* INSTRUCTIONS FOR THE TASK: Convert the lines of the data below into a JSON list of strings, one string per line and skipping blank lines, starting with the line containing "list each element" and going through the line containing "news-date: 03-21 [20, 193, 56, 209]".

* DATA FOR THIS TASK:
★ ★ ★ ★ ★ ★ ★

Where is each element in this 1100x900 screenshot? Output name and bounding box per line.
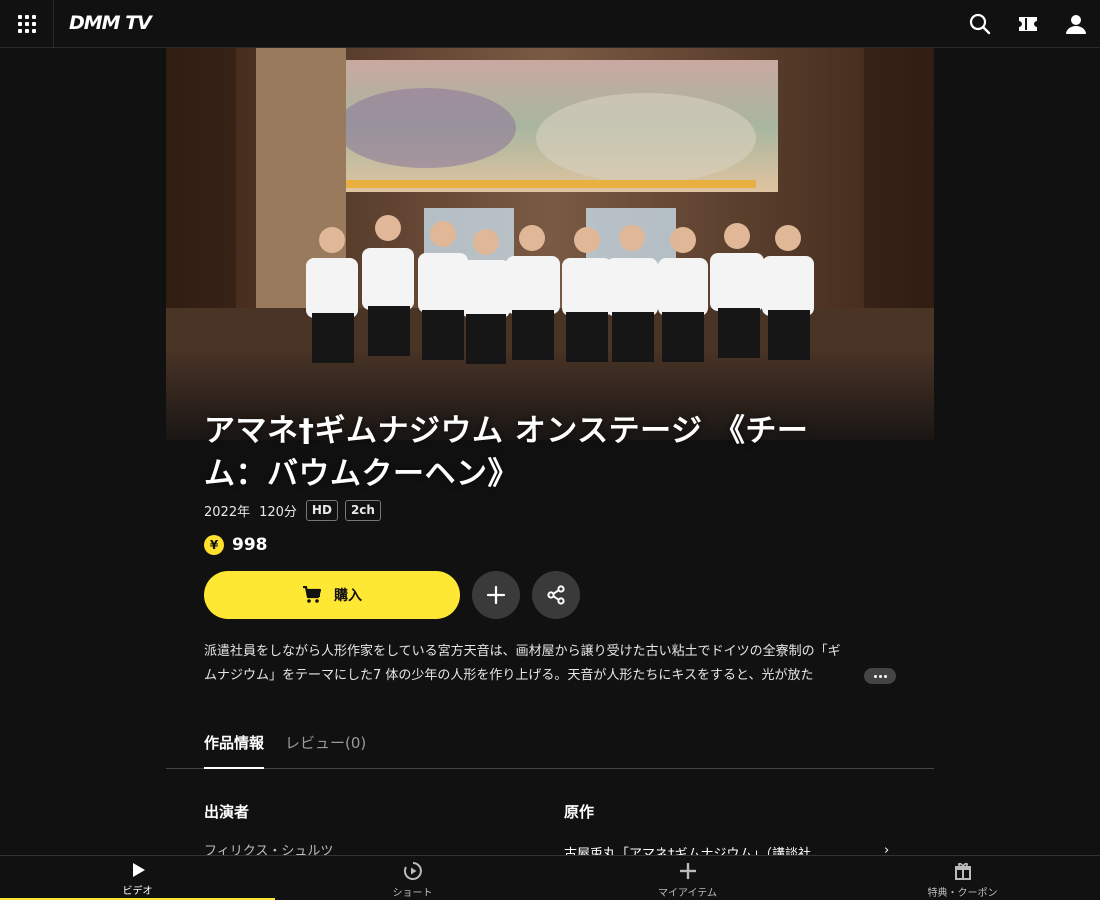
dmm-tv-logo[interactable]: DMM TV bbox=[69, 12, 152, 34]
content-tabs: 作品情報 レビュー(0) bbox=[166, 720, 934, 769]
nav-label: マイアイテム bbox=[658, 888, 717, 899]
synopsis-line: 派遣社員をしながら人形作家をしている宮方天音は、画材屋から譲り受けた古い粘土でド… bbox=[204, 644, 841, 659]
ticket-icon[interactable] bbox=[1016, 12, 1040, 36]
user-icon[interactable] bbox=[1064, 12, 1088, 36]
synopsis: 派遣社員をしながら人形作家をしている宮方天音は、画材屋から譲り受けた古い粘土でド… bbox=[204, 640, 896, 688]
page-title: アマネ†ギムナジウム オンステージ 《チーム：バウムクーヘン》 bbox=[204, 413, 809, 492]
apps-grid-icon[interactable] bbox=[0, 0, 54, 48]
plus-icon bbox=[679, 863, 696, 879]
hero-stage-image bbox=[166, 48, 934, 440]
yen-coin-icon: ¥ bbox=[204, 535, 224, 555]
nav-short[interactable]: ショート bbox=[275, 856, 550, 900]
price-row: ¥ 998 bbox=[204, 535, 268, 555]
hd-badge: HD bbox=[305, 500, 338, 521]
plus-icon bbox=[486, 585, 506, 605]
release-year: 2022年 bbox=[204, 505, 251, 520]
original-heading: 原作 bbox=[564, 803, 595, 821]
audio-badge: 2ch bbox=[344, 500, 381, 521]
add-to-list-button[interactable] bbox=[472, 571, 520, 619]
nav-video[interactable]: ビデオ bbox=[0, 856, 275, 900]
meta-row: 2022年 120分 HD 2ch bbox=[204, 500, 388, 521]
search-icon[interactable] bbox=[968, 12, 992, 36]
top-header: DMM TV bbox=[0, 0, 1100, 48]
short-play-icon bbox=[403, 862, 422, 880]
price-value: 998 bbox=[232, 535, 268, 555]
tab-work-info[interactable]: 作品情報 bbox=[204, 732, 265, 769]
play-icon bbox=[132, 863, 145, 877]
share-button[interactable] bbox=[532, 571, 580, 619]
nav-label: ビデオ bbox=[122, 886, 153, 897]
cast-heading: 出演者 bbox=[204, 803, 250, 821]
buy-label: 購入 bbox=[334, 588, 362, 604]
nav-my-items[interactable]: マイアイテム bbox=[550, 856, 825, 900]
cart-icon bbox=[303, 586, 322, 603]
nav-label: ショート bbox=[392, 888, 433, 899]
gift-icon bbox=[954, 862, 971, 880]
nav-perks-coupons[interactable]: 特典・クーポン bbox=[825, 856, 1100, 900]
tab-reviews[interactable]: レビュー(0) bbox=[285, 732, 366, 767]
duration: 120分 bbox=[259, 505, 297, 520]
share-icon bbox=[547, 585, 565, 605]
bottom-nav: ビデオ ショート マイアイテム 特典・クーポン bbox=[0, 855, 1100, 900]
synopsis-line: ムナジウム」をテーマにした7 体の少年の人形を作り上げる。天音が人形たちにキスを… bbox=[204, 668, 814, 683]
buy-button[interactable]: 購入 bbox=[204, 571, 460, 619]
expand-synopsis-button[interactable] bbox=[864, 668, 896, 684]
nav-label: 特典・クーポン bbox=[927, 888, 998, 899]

★ ★ ★ ★ ★ ★ ★

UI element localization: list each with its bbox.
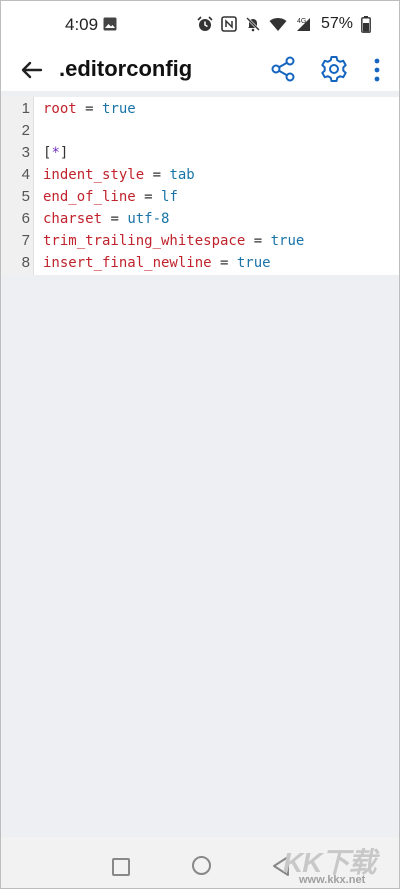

★ ★ ★ ★ ★ ★ ★

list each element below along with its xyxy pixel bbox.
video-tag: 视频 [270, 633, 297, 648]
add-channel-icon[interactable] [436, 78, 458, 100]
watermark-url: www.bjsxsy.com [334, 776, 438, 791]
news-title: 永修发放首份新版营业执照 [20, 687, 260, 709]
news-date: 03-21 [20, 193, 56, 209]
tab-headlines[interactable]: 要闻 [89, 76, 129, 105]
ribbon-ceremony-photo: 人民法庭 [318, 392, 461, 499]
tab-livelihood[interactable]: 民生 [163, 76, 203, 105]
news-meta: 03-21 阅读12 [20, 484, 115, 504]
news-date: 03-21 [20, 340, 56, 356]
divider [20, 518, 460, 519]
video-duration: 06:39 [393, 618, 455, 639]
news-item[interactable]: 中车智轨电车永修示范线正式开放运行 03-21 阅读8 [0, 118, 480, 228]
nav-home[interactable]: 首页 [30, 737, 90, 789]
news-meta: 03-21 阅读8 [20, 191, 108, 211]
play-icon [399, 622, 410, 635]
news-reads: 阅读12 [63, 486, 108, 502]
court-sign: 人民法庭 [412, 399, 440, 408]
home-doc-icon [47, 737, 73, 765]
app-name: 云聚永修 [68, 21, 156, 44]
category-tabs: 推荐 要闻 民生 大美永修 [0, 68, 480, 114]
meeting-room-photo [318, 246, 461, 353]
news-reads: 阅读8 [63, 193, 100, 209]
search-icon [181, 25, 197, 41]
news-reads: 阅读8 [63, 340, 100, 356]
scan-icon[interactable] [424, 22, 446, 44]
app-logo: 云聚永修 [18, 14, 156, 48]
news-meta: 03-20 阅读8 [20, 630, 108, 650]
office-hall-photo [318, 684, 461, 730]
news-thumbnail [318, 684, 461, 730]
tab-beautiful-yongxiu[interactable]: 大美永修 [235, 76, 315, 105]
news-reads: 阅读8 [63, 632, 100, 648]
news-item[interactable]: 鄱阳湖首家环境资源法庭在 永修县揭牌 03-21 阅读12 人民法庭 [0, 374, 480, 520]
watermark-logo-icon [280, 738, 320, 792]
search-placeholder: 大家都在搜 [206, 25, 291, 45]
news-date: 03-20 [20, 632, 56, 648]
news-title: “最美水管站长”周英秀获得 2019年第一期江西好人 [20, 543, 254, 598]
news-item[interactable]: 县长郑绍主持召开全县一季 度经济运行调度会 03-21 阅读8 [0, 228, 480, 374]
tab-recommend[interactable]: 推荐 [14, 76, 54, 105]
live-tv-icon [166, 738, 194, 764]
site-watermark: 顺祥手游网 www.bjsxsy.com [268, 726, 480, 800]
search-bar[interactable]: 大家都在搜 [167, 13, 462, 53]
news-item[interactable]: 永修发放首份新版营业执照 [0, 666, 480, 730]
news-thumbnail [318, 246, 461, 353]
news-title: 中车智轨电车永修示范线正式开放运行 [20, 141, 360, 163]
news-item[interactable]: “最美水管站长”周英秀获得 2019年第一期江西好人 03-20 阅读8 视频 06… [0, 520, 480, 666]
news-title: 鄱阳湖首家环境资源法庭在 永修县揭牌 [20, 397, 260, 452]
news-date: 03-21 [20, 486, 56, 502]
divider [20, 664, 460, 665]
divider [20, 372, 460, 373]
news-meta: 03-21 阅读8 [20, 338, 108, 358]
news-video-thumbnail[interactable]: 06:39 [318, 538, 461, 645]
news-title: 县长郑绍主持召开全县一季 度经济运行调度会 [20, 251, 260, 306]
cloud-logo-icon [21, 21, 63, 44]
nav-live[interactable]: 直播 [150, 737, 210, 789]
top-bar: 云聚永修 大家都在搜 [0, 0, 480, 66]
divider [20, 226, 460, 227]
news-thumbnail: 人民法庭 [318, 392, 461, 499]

★ ★ ★ ★ ★ ★ ★

* FINAL RESULT:
[
  "list each element below along with its xyxy pixel bbox.",
  "video-tag: 视频 [270, 633, 297, 648]",
  "add-channel-icon[interactable] [436, 78, 458, 100]",
  "watermark-url: www.bjsxsy.com [334, 776, 438, 791]",
  "news-title: 永修发放首份新版营业执照 [20, 687, 260, 709]",
  "news-date: 03-21 [20, 193, 56, 209]"
]